Leaving out the pictures, retype all the material exactly.

*****

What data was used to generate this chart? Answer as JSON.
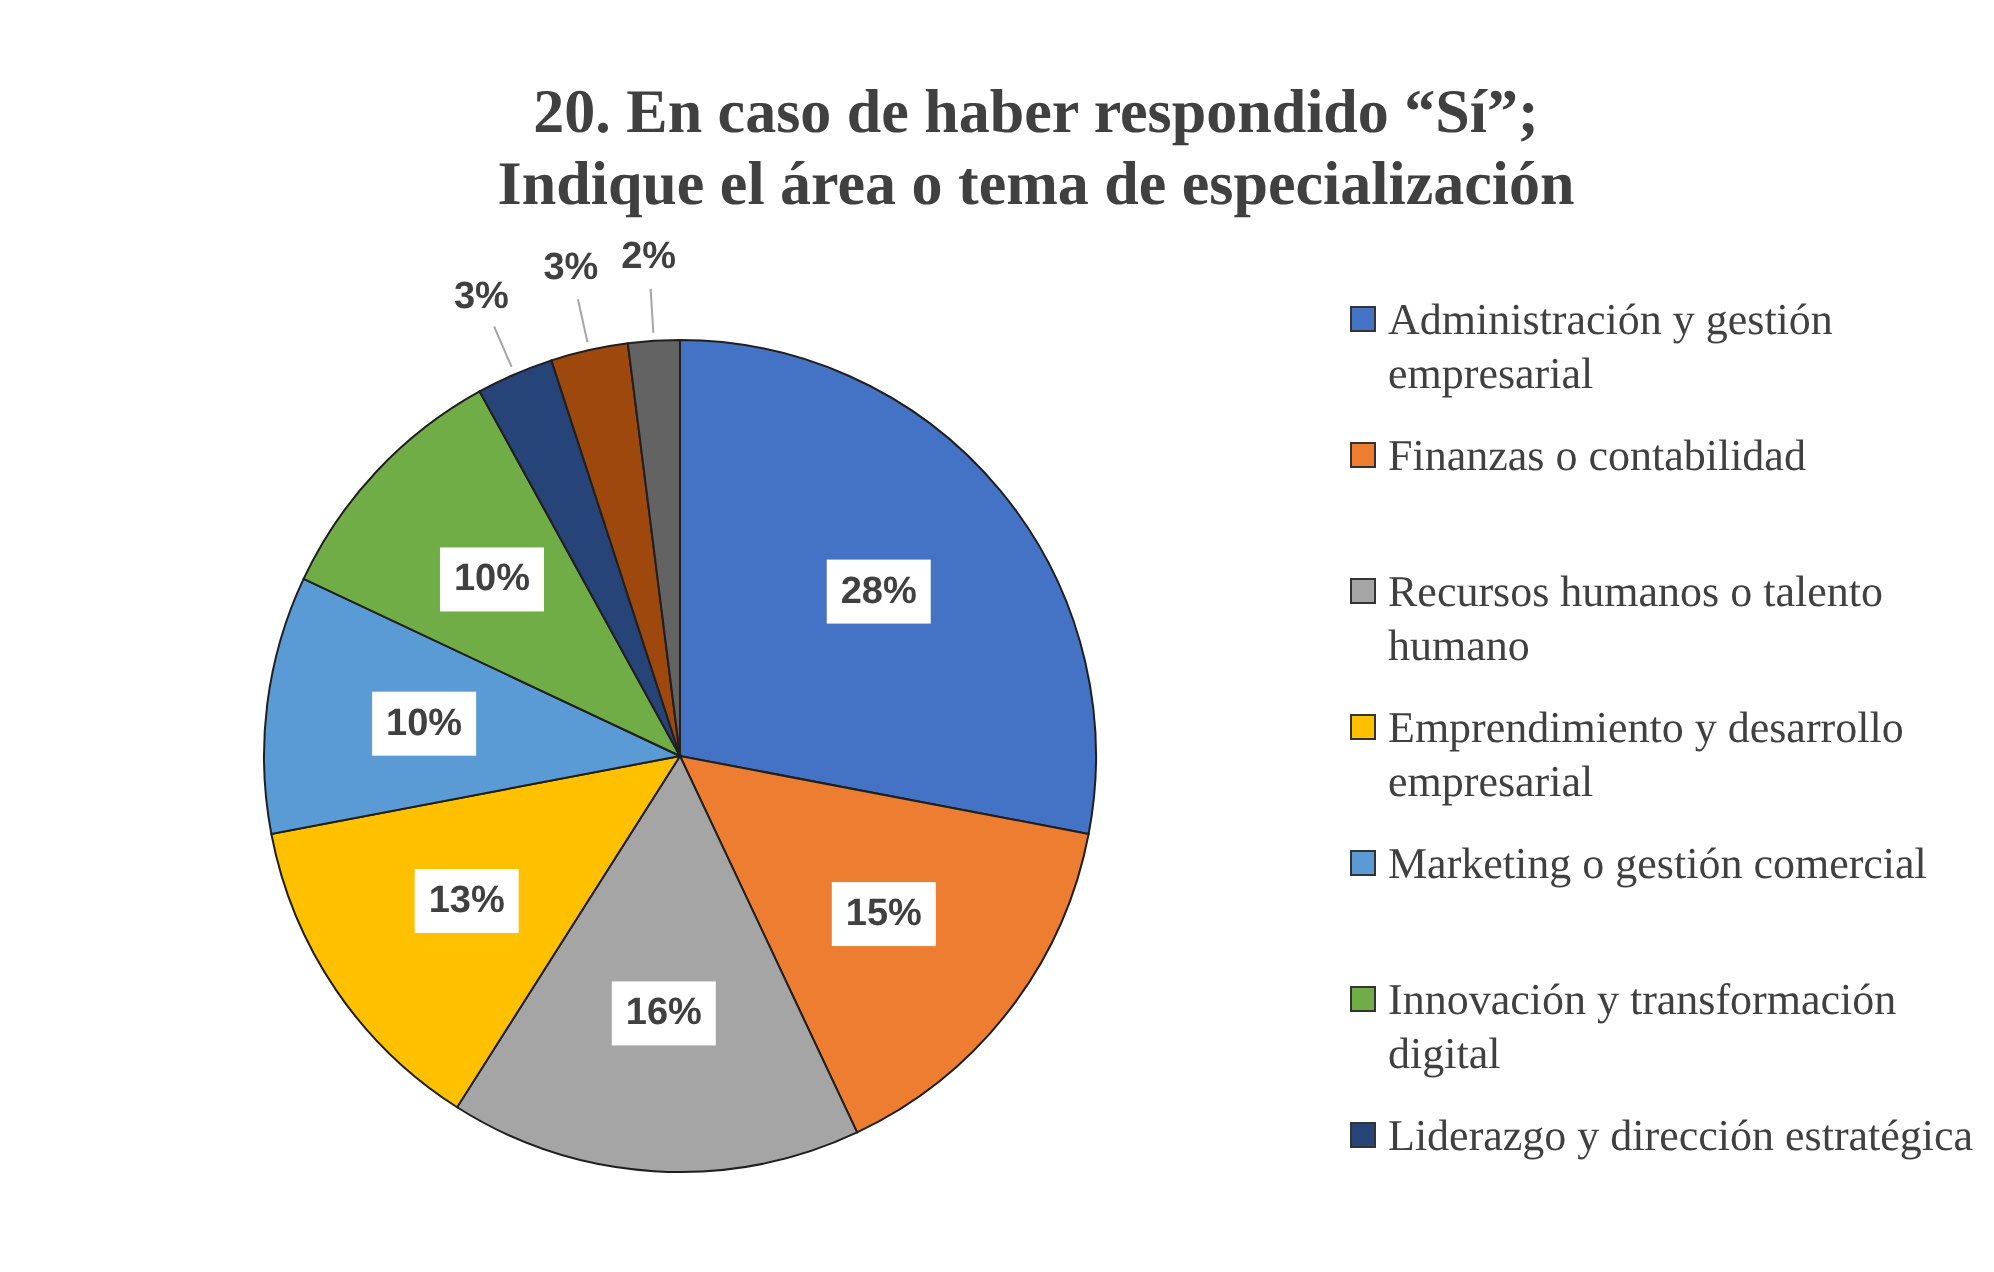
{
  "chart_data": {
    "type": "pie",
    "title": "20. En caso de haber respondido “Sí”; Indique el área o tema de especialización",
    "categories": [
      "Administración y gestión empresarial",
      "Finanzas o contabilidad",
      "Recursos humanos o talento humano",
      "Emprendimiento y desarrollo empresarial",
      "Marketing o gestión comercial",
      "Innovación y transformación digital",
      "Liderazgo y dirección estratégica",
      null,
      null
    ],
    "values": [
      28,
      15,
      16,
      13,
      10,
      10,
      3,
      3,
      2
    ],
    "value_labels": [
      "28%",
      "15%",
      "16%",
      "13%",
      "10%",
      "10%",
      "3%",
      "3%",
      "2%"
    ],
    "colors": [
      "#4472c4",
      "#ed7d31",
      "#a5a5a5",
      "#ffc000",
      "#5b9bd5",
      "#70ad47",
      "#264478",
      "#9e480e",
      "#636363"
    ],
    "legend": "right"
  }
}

*****

» RESPONSE FOR THIS EXERCISE
What data was used to generate this chart? Answer as JSON.
{
  "chart_data": {
    "type": "pie",
    "title": "20. En caso de haber respondido “Sí”; Indique el área o tema de especialización",
    "categories": [
      "Administración y gestión empresarial",
      "Finanzas o contabilidad",
      "Recursos humanos o talento humano",
      "Emprendimiento y desarrollo empresarial",
      "Marketing o gestión comercial",
      "Innovación y transformación digital",
      "Liderazgo y dirección estratégica",
      null,
      null
    ],
    "values": [
      28,
      15,
      16,
      13,
      10,
      10,
      3,
      3,
      2
    ],
    "value_labels": [
      "28%",
      "15%",
      "16%",
      "13%",
      "10%",
      "10%",
      "3%",
      "3%",
      "2%"
    ],
    "colors": [
      "#4472c4",
      "#ed7d31",
      "#a5a5a5",
      "#ffc000",
      "#5b9bd5",
      "#70ad47",
      "#264478",
      "#9e480e",
      "#636363"
    ],
    "legend": "right"
  }
}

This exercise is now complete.